- WRITTEN TASK
Go through the material below and copy each line where the word "Specification" appears.
-- Begin RECORDS PROVIDED --
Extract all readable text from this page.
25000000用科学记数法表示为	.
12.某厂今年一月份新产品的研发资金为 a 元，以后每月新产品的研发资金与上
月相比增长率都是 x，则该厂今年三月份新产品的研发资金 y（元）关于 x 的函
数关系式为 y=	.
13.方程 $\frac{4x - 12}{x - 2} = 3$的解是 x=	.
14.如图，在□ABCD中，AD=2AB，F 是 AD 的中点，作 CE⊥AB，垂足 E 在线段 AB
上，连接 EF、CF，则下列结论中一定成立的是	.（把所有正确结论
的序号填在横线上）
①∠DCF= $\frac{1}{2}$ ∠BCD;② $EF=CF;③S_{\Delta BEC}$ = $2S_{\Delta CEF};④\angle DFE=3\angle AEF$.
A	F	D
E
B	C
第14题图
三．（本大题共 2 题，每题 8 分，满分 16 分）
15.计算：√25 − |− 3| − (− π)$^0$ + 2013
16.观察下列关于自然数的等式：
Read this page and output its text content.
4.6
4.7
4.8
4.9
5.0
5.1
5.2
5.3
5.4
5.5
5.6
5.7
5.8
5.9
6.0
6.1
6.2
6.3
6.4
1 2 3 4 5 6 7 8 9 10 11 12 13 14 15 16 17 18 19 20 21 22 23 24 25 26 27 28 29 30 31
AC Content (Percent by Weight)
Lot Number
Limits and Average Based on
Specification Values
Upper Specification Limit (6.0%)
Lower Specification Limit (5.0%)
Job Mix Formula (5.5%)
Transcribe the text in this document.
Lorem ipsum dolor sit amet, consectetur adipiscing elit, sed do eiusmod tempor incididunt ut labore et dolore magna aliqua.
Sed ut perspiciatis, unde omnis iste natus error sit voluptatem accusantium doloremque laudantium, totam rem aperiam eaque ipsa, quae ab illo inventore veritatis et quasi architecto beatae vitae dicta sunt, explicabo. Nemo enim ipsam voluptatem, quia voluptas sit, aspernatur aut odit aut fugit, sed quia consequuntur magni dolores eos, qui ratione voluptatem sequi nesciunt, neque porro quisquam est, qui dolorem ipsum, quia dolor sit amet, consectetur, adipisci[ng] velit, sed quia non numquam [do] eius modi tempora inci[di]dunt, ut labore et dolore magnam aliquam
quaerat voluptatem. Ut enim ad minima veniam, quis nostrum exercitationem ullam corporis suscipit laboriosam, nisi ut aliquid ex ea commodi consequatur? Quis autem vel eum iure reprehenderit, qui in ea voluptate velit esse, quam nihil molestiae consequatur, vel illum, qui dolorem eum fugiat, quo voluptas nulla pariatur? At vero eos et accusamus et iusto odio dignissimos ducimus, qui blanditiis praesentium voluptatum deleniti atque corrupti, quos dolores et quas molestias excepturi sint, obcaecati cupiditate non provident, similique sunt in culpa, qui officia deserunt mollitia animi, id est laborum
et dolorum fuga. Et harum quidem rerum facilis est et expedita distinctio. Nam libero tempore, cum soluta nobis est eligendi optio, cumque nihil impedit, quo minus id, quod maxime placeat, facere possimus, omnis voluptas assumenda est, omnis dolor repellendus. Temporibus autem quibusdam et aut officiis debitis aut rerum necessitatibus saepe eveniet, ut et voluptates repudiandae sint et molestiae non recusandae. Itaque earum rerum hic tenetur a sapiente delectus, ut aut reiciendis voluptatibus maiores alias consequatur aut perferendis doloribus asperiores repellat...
-- End RECORDS PROVIDED --
- THE COMPLETED TASK
Specification Values
Upper Specification Limit (6.0%)
Lower Specification Limit (5.0%)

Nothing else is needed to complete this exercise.